### YOUR GOAL
Collect all lines from the listing that include the string "DETAILS".

### DATA TO PROCESS

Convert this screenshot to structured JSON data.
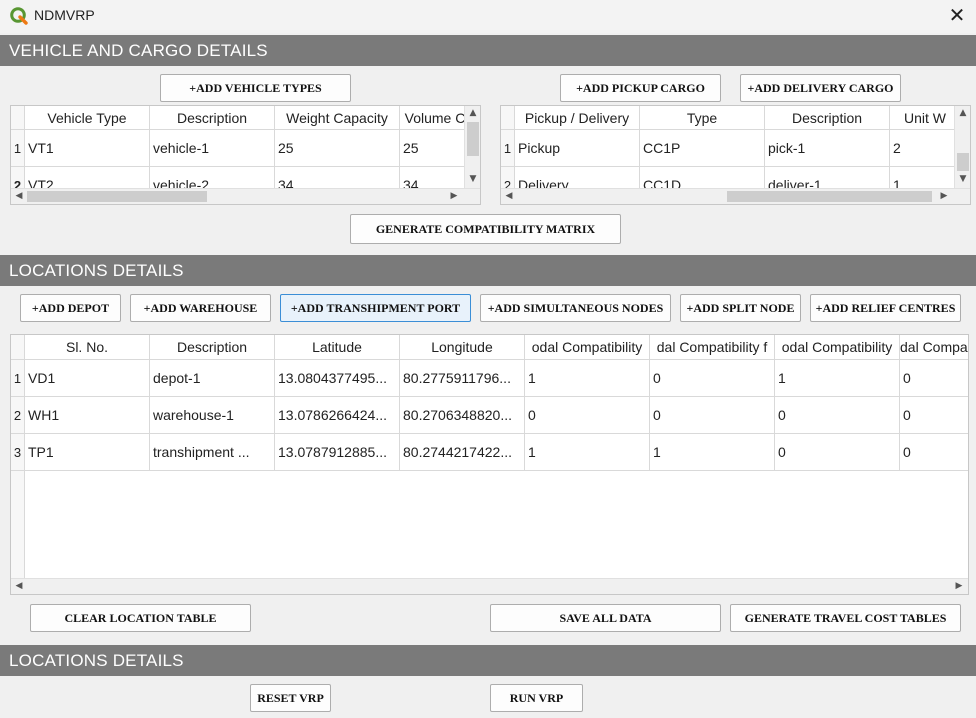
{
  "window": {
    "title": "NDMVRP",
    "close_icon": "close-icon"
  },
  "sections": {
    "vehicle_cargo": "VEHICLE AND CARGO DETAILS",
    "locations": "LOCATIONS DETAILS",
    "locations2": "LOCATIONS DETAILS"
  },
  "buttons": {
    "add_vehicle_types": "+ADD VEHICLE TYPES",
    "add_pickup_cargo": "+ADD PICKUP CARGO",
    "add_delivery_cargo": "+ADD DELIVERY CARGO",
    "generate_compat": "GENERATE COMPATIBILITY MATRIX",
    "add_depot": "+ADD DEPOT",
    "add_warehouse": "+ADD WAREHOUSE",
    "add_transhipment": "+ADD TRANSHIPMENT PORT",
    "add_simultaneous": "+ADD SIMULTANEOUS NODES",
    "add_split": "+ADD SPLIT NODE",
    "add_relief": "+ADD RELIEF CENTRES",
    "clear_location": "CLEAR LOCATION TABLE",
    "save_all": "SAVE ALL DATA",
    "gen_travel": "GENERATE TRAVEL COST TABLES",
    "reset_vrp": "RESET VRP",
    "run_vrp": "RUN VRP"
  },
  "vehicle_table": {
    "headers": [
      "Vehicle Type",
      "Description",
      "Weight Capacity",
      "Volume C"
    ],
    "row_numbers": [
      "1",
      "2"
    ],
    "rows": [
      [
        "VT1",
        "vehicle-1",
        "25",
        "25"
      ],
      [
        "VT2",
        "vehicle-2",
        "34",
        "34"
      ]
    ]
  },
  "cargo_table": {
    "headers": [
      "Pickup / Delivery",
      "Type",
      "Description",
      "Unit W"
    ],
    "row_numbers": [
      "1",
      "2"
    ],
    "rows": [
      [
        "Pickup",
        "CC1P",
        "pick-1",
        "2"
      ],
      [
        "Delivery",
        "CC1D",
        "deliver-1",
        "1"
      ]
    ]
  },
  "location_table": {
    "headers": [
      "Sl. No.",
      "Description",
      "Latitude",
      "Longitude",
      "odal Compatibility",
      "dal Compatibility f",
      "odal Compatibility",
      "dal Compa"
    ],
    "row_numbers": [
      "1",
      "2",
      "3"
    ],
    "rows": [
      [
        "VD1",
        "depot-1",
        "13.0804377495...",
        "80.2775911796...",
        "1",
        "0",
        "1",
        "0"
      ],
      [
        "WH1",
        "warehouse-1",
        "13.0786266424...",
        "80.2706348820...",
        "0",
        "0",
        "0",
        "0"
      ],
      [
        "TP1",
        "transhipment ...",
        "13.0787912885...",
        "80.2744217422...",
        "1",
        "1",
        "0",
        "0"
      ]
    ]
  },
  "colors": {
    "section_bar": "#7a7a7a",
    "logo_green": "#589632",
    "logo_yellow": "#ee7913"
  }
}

### RESULT FOR THIS TASK
    "vehicle_cargo": "VEHICLE AND CARGO DETAILS",
    "locations": "LOCATIONS DETAILS",
    "locations2": "LOCATIONS DETAILS"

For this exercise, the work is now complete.